* What the task asks
Scan the data below and report how many lines include the word "title". Nothing else is wanted.

==================================================

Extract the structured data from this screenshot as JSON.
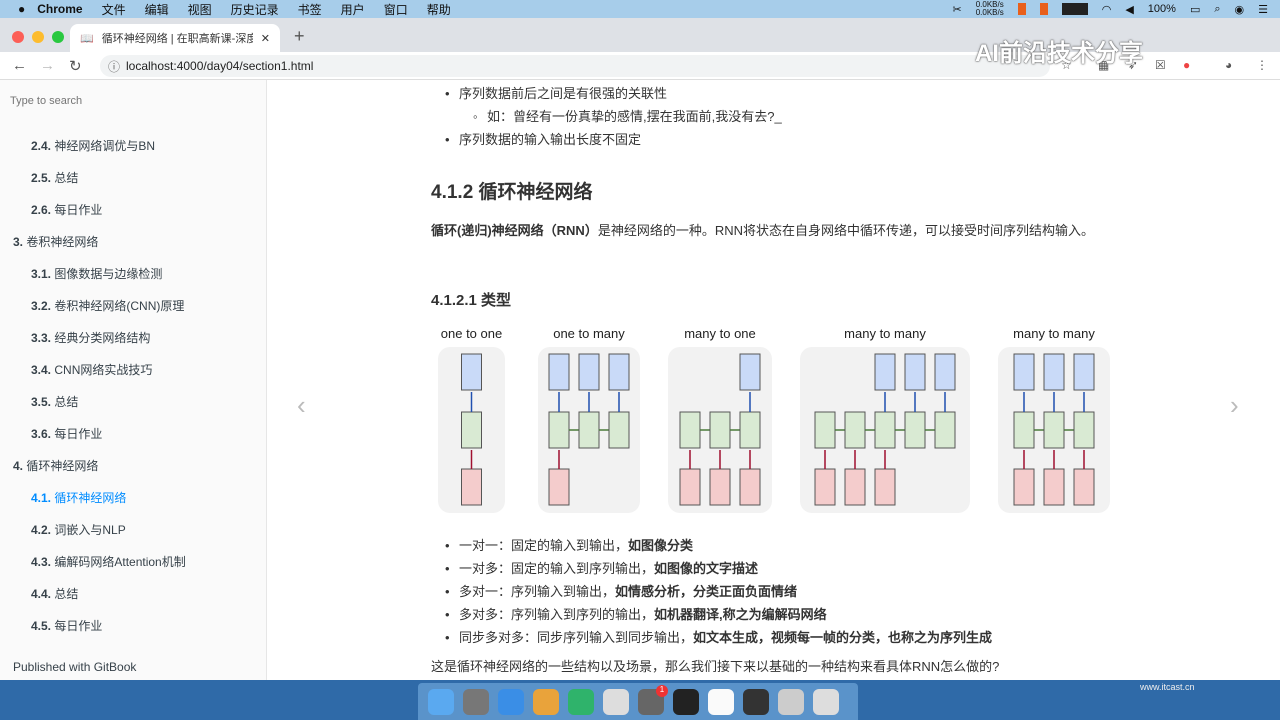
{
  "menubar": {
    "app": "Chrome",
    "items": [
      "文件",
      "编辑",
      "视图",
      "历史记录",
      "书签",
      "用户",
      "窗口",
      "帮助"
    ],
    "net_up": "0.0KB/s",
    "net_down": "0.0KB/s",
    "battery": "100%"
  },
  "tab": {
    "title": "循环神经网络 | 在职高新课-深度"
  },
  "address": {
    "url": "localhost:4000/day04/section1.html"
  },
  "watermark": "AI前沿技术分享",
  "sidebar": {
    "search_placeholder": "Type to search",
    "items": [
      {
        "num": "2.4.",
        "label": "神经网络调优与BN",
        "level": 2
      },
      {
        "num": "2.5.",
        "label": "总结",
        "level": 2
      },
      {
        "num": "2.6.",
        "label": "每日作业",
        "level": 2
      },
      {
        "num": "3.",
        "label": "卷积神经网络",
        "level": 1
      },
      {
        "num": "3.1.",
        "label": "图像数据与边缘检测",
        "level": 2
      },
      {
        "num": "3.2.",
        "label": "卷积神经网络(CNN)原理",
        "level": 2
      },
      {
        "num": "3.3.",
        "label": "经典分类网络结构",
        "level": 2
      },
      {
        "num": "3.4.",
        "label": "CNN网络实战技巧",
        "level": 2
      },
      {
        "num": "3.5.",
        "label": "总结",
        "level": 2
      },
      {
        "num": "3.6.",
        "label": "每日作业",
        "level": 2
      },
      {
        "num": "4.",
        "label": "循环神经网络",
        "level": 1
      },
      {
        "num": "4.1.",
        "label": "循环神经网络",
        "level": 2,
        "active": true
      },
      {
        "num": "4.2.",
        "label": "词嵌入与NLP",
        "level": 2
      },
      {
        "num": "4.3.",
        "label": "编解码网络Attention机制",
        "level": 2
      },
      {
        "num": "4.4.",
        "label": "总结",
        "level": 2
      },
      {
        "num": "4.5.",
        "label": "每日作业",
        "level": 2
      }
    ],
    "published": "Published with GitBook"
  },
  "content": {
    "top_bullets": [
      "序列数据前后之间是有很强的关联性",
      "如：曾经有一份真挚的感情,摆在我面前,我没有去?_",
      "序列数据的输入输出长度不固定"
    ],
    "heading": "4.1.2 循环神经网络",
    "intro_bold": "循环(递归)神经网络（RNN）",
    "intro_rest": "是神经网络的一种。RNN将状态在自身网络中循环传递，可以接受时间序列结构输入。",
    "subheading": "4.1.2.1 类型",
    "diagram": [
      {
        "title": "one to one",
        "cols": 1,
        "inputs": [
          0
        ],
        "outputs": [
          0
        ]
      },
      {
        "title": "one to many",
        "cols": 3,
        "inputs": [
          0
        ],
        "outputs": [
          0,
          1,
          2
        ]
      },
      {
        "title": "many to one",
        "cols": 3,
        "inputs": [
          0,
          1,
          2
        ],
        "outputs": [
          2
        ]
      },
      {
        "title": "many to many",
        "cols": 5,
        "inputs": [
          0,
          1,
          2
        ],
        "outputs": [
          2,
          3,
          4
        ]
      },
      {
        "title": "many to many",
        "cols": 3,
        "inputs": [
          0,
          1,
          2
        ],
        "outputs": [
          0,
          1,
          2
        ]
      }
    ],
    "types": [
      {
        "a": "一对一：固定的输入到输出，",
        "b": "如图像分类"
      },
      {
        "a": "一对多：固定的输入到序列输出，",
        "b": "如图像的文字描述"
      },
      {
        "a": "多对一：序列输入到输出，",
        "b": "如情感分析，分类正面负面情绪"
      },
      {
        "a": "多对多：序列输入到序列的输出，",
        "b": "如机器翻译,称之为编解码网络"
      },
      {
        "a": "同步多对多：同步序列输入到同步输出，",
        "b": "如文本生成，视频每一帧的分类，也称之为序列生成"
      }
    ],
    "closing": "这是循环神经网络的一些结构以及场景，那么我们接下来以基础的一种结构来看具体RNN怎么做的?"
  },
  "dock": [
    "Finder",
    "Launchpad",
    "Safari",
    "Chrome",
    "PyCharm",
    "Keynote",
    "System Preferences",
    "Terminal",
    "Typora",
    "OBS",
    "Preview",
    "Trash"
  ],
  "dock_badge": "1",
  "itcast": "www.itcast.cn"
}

==================================================

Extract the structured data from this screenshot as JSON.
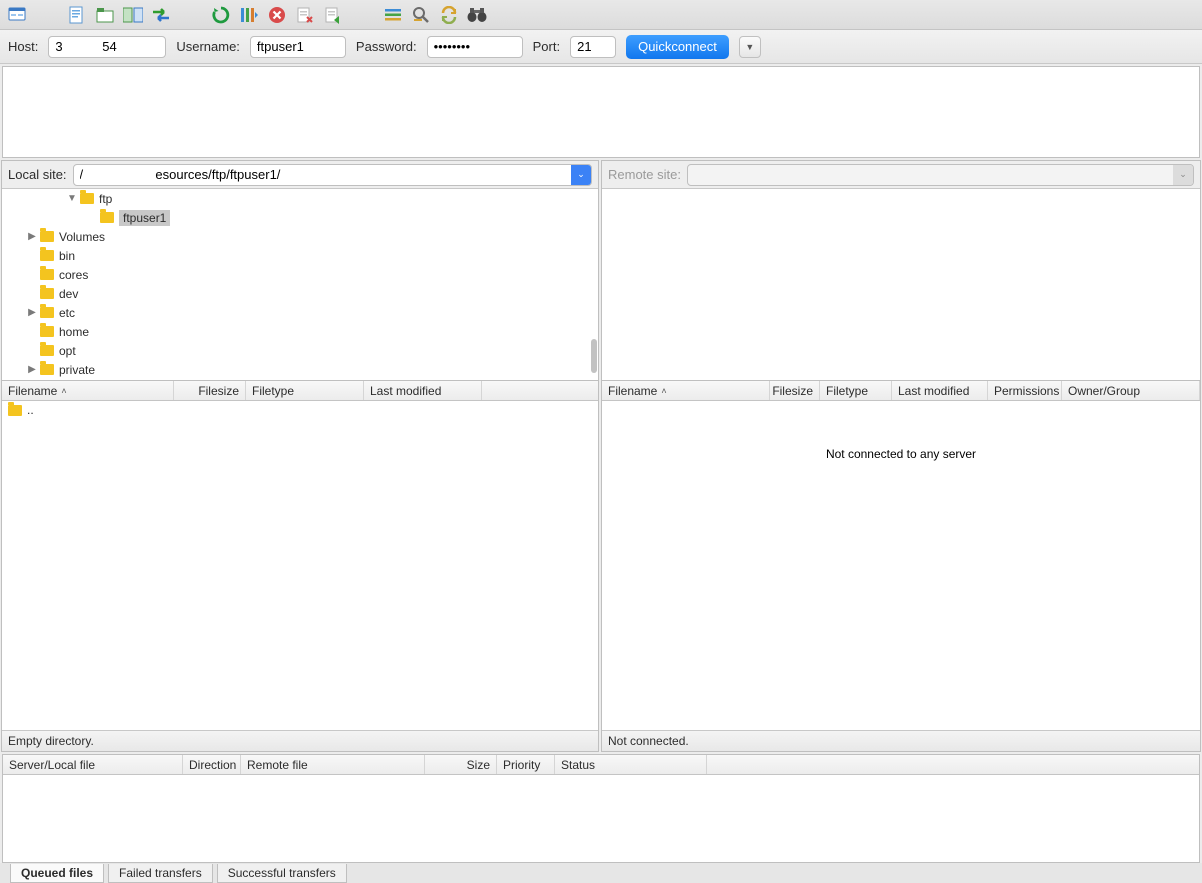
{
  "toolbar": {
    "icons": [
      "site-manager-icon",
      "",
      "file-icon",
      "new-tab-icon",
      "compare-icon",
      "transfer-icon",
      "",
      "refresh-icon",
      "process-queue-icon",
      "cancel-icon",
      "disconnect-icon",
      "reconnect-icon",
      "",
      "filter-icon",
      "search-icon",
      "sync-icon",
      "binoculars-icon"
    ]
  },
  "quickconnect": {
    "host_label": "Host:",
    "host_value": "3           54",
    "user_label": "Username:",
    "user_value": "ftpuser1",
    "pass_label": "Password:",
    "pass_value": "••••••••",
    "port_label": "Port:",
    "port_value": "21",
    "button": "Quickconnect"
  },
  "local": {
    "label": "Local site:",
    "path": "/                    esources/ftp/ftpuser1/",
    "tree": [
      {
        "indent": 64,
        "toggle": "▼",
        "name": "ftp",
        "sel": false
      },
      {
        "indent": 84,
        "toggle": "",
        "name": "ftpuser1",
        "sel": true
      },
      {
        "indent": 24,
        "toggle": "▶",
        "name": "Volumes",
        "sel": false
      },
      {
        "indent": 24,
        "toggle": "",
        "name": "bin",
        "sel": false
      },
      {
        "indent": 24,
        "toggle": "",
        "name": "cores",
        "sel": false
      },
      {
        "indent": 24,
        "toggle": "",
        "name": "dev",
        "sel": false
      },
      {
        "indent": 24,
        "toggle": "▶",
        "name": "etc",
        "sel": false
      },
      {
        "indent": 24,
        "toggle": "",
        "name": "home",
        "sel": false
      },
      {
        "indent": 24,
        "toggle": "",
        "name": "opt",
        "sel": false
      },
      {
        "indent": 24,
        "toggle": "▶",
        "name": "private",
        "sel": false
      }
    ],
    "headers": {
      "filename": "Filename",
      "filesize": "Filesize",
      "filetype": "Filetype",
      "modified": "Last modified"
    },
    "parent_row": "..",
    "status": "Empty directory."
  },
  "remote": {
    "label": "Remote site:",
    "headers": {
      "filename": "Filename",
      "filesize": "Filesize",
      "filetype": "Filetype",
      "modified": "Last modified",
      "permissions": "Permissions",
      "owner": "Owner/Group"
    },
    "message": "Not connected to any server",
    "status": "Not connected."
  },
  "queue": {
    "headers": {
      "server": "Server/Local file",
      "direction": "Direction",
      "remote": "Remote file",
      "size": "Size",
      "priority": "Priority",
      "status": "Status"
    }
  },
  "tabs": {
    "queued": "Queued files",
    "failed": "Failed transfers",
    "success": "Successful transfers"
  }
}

==================================================

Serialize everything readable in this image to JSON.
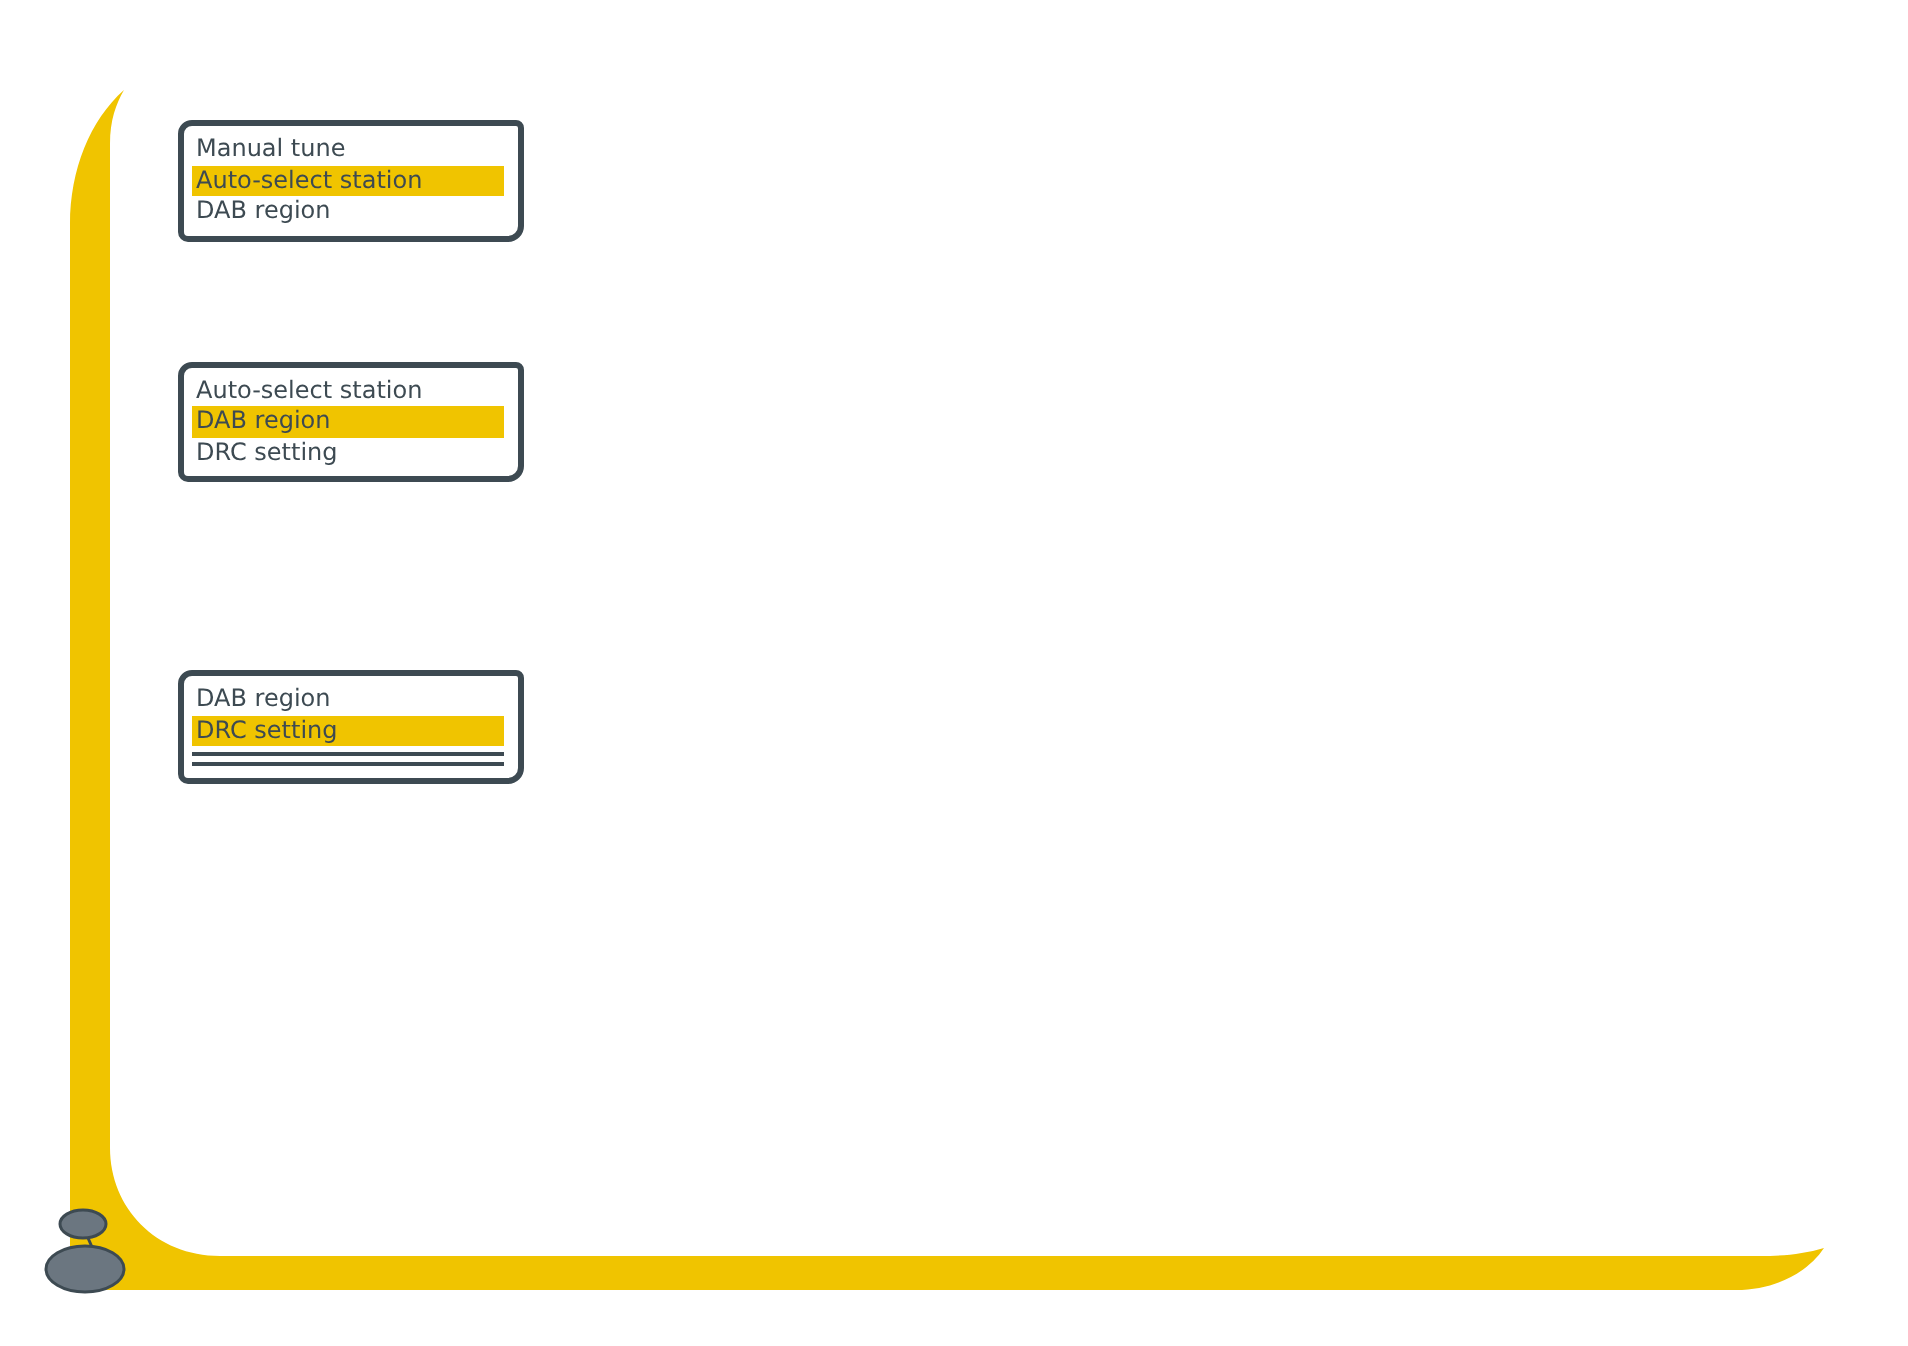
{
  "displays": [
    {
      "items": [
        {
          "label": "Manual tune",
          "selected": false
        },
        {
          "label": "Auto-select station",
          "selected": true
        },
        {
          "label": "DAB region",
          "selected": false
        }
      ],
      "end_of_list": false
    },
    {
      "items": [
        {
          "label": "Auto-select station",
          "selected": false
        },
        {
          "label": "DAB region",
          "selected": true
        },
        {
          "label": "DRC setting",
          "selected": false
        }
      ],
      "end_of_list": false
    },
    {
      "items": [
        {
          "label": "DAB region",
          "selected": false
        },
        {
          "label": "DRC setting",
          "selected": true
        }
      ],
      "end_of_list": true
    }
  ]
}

==================================================

* The result
6